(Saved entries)
# # #

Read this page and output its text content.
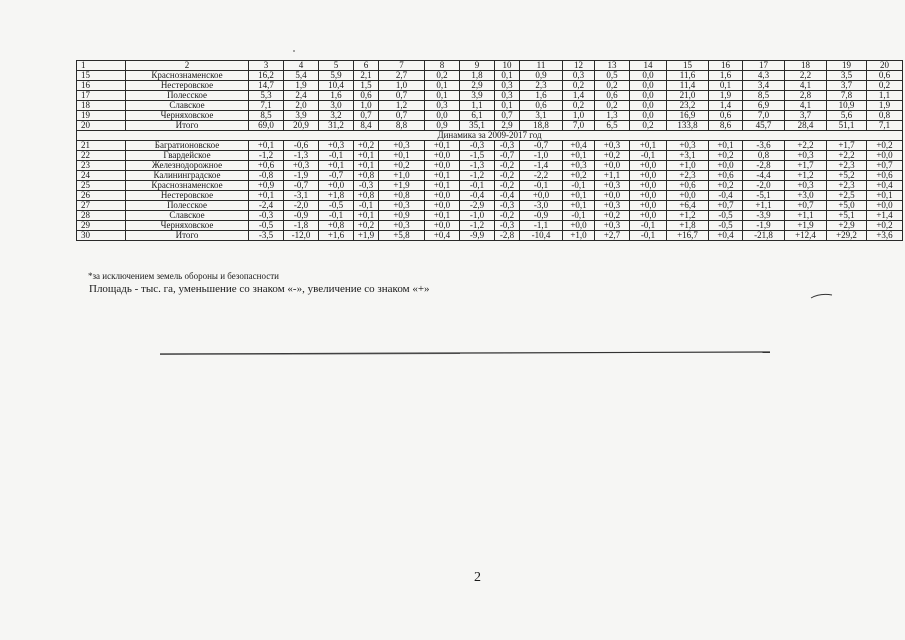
1	2	3	4	5	6	7	8	9	10	11	12	13	14	15	16	17	18	19	20
15	Краснознаменское	16,2	5,4	5,9	2,1	2,7	0,2	1,8	0,1	0,9	0,3	0,5	0,0	11,6	1,6	4,3	2,2	3,5	0,6
16	Нестеровское	14,7	1,9	10,4	1,5	1,0	0,1	2,9	0,3	2,3	0,2	0,2	0,0	11,4	0,1	3,4	4,1	3,7	0,2
17	Полесское	5,3	2,4	1,6	0,6	0,7	0,1	3,9	0,3	1,6	1,4	0,6	0,0	21,0	1,9	8,5	2,8	7,8	1,1
18	Славское	7,1	2,0	3,0	1,0	1,2	0,3	1,1	0,1	0,6	0,2	0,2	0,0	23,2	1,4	6,9	4,1	10,9	1,9
19	Черняховское	8,5	3,9	3,2	0,7	0,7	0,0	6,1	0,7	3,1	1,0	1,3	0,0	16,9	0,6	7,0	3,7	5,6	0,8
20	Итого	69,0	20,9	31,2	8,4	8,8	0,9	35,1	2,9	18,8	7,0	6,5	0,2	133,8	8,6	45,7	28,4	51,1	7,1
Динамика за 2009-2017 год																			
21	Багратионовское	+0,1	-0,6	+0,3	+0,2	+0,3	+0,1	-0,3	-0,3	-0,7	+0,4	+0,3	+0,1	+0,3	+0,1	-3,6	+2,2	+1,7	+0,2
22	Гвардейское	-1,2	-1,3	-0,1	+0,1	+0,1	+0,0	-1,5	-0,7	-1,0	+0,1	+0,2	-0,1	+3,1	+0,2	0,8	+0,3	+2,2	+0,0
23	Железнодорожное	+0,6	+0,3	+0,1	+0,1	+0,2	+0,0	-1,3	-0,2	-1,4	+0,3	+0,0	+0,0	+1,0	+0,0	-2,8	+1,7	+2,3	+0,7
24	Калининградское	-0,8	-1,9	-0,7	+0,8	+1,0	+0,1	-1,2	-0,2	-2,2	+0,2	+1,1	+0,0	+2,3	+0,6	-4,4	+1,2	+5,2	+0,6
25	Краснознаменское	+0,9	-0,7	+0,0	-0,3	+1,9	+0,1	-0,1	-0,2	-0,1	-0,1	+0,3	+0,0	+0,6	+0,2	-2,0	+0,3	+2,3	+0,4
26	Нестеровское	+0,1	-3,1	+1,8	+0,8	+0,8	+0,0	-0,4	-0,4	+0,0	+0,1	+0,0	+0,0	+0,0	-0,4	-5,1	+3,0	+2,5	+0,1
27	Полесское	-2,4	-2,0	-0,5	-0,1	+0,3	+0,0	-2,9	-0,3	-3,0	+0,1	+0,3	+0,0	+6,4	+0,7	+1,1	+0,7	+5,0	+0,0
28	Славское	-0,3	-0,9	-0,1	+0,1	+0,9	+0,1	-1,0	-0,2	-0,9	-0,1	+0,2	+0,0	+1,2	-0,5	-3,9	+1,1	+5,1	+1,4
29	Черняховское	-0,5	-1,8	+0,8	+0,2	+0,3	+0,0	-1,2	-0,3	-1,1	+0,0	+0,3	-0,1	+1,8	-0,5	-1,9	+1,9	+2,9	+0,2
30	Итого	-3,5	-12,0	+1,6	+1,9	+5,8	+0,4	-9,9	-2,8	-10,4	+1,0	+2,7	-0,1	+16,7	+0,4	-21,8	+12,4	+29,2	+3,6
*за исключением земель обороны и безопасности
Площадь - тыс. га, уменьшение со знаком «-», увеличение со знаком «+»
2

# # #

**What you should do**
Find the lines above holding the word "Черняховское" and show them.

**Exercise result**
19	Черняховское	8,5	3,9	3,2	0,7	0,7	0,0	6,1	0,7	3,1	1,0	1,3	0,0	16,9	0,6	7,0	3,7	5,6	0,8
29	Черняховское	-0,5	-1,8	+0,8	+0,2	+0,3	+0,0	-1,2	-0,3	-1,1	+0,0	+0,3	-0,1	+1,8	-0,5	-1,9	+1,9	+2,9	+0,2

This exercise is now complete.